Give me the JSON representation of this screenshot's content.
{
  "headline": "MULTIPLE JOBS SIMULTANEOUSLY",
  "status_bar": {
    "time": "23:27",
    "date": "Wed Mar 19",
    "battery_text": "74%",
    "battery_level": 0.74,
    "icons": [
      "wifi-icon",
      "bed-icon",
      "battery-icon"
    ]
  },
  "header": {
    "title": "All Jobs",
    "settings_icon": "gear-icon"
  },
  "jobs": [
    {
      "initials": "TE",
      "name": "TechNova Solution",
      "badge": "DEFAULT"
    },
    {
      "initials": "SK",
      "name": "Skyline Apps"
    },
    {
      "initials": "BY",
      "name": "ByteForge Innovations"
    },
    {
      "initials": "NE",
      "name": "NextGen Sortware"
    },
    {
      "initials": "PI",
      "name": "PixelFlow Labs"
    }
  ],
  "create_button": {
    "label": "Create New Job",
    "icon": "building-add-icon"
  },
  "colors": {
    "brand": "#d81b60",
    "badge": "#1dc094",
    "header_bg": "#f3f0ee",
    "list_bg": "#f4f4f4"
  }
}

++++++++++

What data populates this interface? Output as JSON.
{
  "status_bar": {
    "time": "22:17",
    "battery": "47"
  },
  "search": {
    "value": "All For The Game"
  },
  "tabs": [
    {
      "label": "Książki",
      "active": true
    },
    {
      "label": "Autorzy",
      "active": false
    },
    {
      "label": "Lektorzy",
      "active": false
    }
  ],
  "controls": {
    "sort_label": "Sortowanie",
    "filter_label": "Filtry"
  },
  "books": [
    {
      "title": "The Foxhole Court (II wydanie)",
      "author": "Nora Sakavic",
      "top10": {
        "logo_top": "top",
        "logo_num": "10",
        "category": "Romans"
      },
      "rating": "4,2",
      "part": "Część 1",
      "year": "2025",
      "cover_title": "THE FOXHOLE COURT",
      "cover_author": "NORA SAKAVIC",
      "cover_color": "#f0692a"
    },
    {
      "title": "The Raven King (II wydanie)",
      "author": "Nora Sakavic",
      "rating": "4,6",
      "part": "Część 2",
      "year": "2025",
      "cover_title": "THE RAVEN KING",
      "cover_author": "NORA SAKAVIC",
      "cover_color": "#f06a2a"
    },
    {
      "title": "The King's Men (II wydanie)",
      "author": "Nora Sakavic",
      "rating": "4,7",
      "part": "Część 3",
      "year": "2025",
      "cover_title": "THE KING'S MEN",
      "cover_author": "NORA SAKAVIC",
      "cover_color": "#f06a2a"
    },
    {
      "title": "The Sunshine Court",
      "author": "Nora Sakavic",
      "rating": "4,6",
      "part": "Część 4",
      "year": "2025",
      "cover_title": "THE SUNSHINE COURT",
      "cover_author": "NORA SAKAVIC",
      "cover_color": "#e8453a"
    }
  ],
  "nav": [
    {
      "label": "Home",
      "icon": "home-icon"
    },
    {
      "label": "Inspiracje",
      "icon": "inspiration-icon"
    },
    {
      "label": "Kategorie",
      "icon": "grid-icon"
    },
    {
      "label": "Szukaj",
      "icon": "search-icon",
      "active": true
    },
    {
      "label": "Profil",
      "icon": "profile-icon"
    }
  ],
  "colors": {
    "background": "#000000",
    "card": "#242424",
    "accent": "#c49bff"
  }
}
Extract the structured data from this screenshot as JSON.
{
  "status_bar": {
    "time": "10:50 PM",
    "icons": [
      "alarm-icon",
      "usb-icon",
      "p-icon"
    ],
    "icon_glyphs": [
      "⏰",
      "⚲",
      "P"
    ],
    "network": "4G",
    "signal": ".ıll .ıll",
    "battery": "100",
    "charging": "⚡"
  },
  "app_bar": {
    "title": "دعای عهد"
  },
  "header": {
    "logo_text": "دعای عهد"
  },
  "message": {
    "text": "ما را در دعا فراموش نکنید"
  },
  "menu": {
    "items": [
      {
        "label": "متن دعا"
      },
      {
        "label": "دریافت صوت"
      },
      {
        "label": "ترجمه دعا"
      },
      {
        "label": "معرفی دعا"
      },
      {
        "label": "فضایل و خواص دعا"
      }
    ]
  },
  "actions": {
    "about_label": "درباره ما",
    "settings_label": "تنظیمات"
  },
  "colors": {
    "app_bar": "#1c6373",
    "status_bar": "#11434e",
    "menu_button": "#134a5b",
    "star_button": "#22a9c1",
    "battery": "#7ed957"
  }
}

++++++++++

EXERCISE: Go through the records and copy each line with "name" in it.

RESULT BELOW:
      "name": "TechNova Solution",
      "name": "Skyline Apps"
      "name": "ByteForge Innovations"
      "name": "NextGen Sortware"
      "name": "PixelFlow Labs"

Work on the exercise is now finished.